══ Source material ══

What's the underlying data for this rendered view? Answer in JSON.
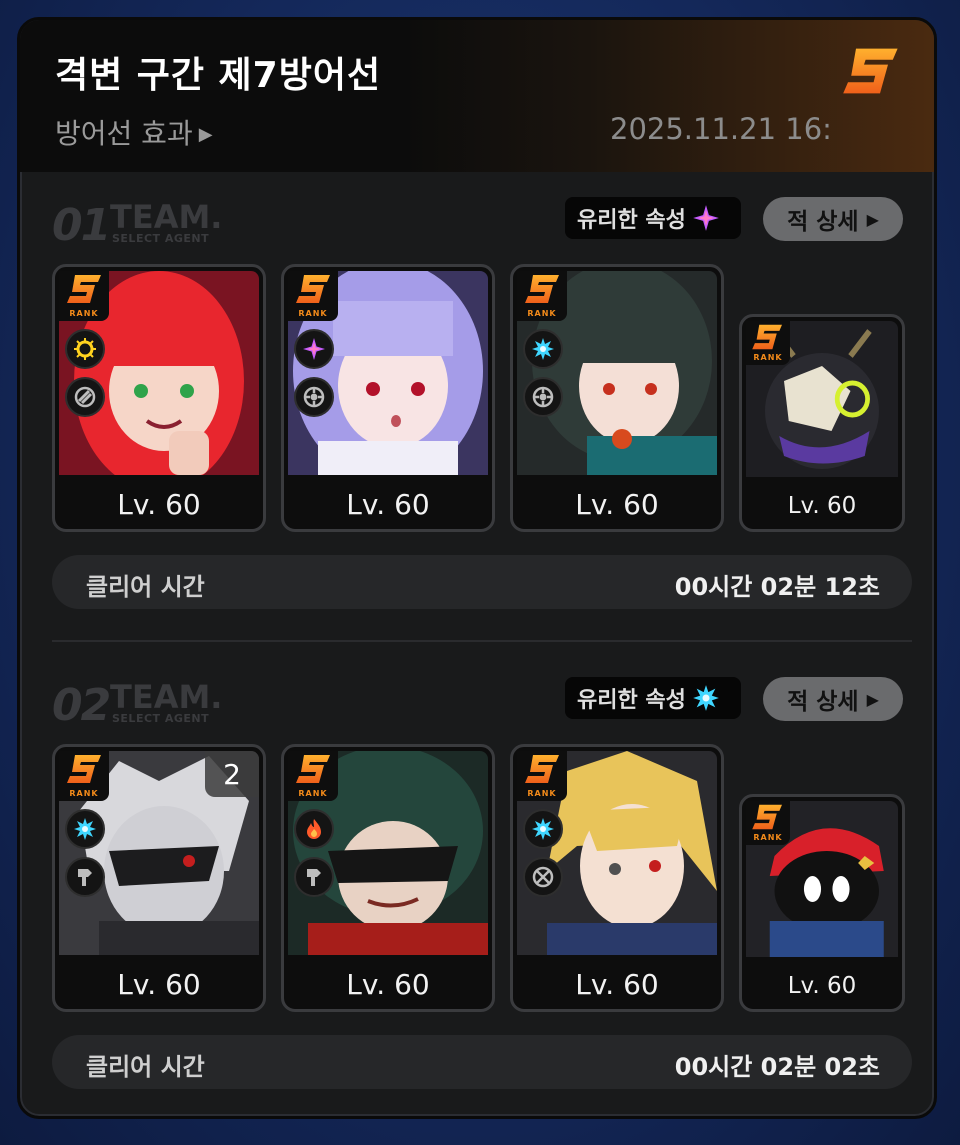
{
  "header": {
    "title": "격변 구간 제7방어선",
    "subtitle": "방어선 효과",
    "datetime": "2025.11.21 16:",
    "grade": "S"
  },
  "colors": {
    "orange": "#f28a1a",
    "panel": "#191a1b"
  },
  "teams": [
    {
      "number": "01",
      "team_word": "TEAM.",
      "team_sub": "SELECT AGENT",
      "attr_label": "유리한 속성",
      "attr_icon": "ether-icon",
      "detail_label": "적 상세",
      "members": [
        {
          "level": "Lv. 60",
          "rank": "RANK",
          "element_icon": "electric-icon",
          "type_icon": "stun-icon"
        },
        {
          "level": "Lv. 60",
          "rank": "RANK",
          "element_icon": "ether-icon",
          "type_icon": "attack-icon"
        },
        {
          "level": "Lv. 60",
          "rank": "RANK",
          "element_icon": "ice-icon",
          "type_icon": "attack-icon"
        },
        {
          "level": "Lv. 60",
          "rank": "RANK"
        }
      ],
      "clear_label": "클리어 시간",
      "clear_time": "00시간 02분 12초"
    },
    {
      "number": "02",
      "team_word": "TEAM.",
      "team_sub": "SELECT AGENT",
      "attr_label": "유리한 속성",
      "attr_icon": "ice-icon",
      "detail_label": "적 상세",
      "members": [
        {
          "level": "Lv. 60",
          "rank": "RANK",
          "element_icon": "ice-icon",
          "type_icon": "defense-icon",
          "constellation": "2"
        },
        {
          "level": "Lv. 60",
          "rank": "RANK",
          "element_icon": "fire-icon",
          "type_icon": "defense-icon"
        },
        {
          "level": "Lv. 60",
          "rank": "RANK",
          "element_icon": "ice-icon",
          "type_icon": "anomaly-icon"
        },
        {
          "level": "Lv. 60",
          "rank": "RANK"
        }
      ],
      "clear_label": "클리어 시간",
      "clear_time": "00시간 02분 02초"
    }
  ]
}
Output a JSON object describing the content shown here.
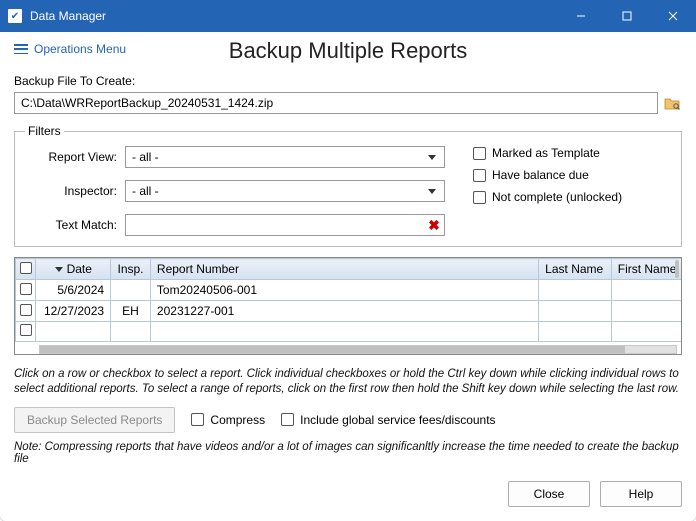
{
  "window": {
    "title": "Data Manager"
  },
  "ops_menu": "Operations Menu",
  "heading": "Backup Multiple Reports",
  "backup_file_label": "Backup File To Create:",
  "backup_file_value": "C:\\Data\\WRReportBackup_20240531_1424.zip",
  "filters": {
    "legend": "Filters",
    "report_view_label": "Report View:",
    "report_view_value": "- all -",
    "inspector_label": "Inspector:",
    "inspector_value": "- all -",
    "text_match_label": "Text Match:",
    "text_match_value": "",
    "marked_template": "Marked as Template",
    "have_balance": "Have balance due",
    "not_complete": "Not complete (unlocked)"
  },
  "grid": {
    "headers": {
      "date": "Date",
      "insp": "Insp.",
      "report_number": "Report Number",
      "last_name": "Last Name",
      "first_name": "First Name"
    },
    "rows": [
      {
        "date": "5/6/2024",
        "insp": "",
        "report_number": "Tom20240506-001",
        "last_name": "",
        "first_name": ""
      },
      {
        "date": "12/27/2023",
        "insp": "EH",
        "report_number": "20231227-001",
        "last_name": "",
        "first_name": ""
      }
    ]
  },
  "instruction": "Click on a row or checkbox to select a report. Click individual checkboxes or hold the Ctrl key down while clicking individual rows to select additional reports. To select a range of reports, click on the first row then hold the Shift key down while selecting the last row.",
  "backup_button": "Backup Selected Reports",
  "compress": "Compress",
  "include_fees": "Include global service fees/discounts",
  "note": "Note: Compressing reports that have videos and/or a lot of images can significanltly increase the time needed to create the backup file",
  "footer": {
    "close": "Close",
    "help": "Help"
  }
}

═══

Copy the material above in full and exactly, skipping pictures.

What's the underlying data for this rendered view? Answer in JSON.
{
  "header": {
    "title": "격변 구간 제7방어선",
    "subtitle": "방어선 효과",
    "datetime": "2025.11.21 16:",
    "grade": "S"
  },
  "colors": {
    "orange": "#f28a1a",
    "panel": "#191a1b"
  },
  "teams": [
    {
      "number": "01",
      "team_word": "TEAM.",
      "team_sub": "SELECT AGENT",
      "attr_label": "유리한 속성",
      "attr_icon": "ether-icon",
      "detail_label": "적 상세",
      "members": [
        {
          "level": "Lv. 60",
          "rank": "RANK",
          "element_icon": "electric-icon",
          "type_icon": "stun-icon"
        },
        {
          "level": "Lv. 60",
          "rank": "RANK",
          "element_icon": "ether-icon",
          "type_icon": "attack-icon"
        },
        {
          "level": "Lv. 60",
          "rank": "RANK",
          "element_icon": "ice-icon",
          "type_icon": "attack-icon"
        },
        {
          "level": "Lv. 60",
          "rank": "RANK"
        }
      ],
      "clear_label": "클리어 시간",
      "clear_time": "00시간 02분 12초"
    },
    {
      "number": "02",
      "team_word": "TEAM.",
      "team_sub": "SELECT AGENT",
      "attr_label": "유리한 속성",
      "attr_icon": "ice-icon",
      "detail_label": "적 상세",
      "members": [
        {
          "level": "Lv. 60",
          "rank": "RANK",
          "element_icon": "ice-icon",
          "type_icon": "defense-icon",
          "constellation": "2"
        },
        {
          "level": "Lv. 60",
          "rank": "RANK",
          "element_icon": "fire-icon",
          "type_icon": "defense-icon"
        },
        {
          "level": "Lv. 60",
          "rank": "RANK",
          "element_icon": "ice-icon",
          "type_icon": "anomaly-icon"
        },
        {
          "level": "Lv. 60",
          "rank": "RANK"
        }
      ],
      "clear_label": "클리어 시간",
      "clear_time": "00시간 02분 02초"
    }
  ]
}
Output a JSON object describing the content shown here.
{
  "window": {
    "title": "Data Manager"
  },
  "ops_menu": "Operations Menu",
  "heading": "Backup Multiple Reports",
  "backup_file_label": "Backup File To Create:",
  "backup_file_value": "C:\\Data\\WRReportBackup_20240531_1424.zip",
  "filters": {
    "legend": "Filters",
    "report_view_label": "Report View:",
    "report_view_value": "- all -",
    "inspector_label": "Inspector:",
    "inspector_value": "- all -",
    "text_match_label": "Text Match:",
    "text_match_value": "",
    "marked_template": "Marked as Template",
    "have_balance": "Have balance due",
    "not_complete": "Not complete (unlocked)"
  },
  "grid": {
    "headers": {
      "date": "Date",
      "insp": "Insp.",
      "report_number": "Report Number",
      "last_name": "Last Name",
      "first_name": "First Name"
    },
    "rows": [
      {
        "date": "5/6/2024",
        "insp": "",
        "report_number": "Tom20240506-001",
        "last_name": "",
        "first_name": ""
      },
      {
        "date": "12/27/2023",
        "insp": "EH",
        "report_number": "20231227-001",
        "last_name": "",
        "first_name": ""
      }
    ]
  },
  "instruction": "Click on a row or checkbox to select a report. Click individual checkboxes or hold the Ctrl key down while clicking individual rows to select additional reports. To select a range of reports, click on the first row then hold the Shift key down while selecting the last row.",
  "backup_button": "Backup Selected Reports",
  "compress": "Compress",
  "include_fees": "Include global service fees/discounts",
  "note": "Note: Compressing reports that have videos and/or a lot of images can significanltly increase the time needed to create the backup file",
  "footer": {
    "close": "Close",
    "help": "Help"
  }
}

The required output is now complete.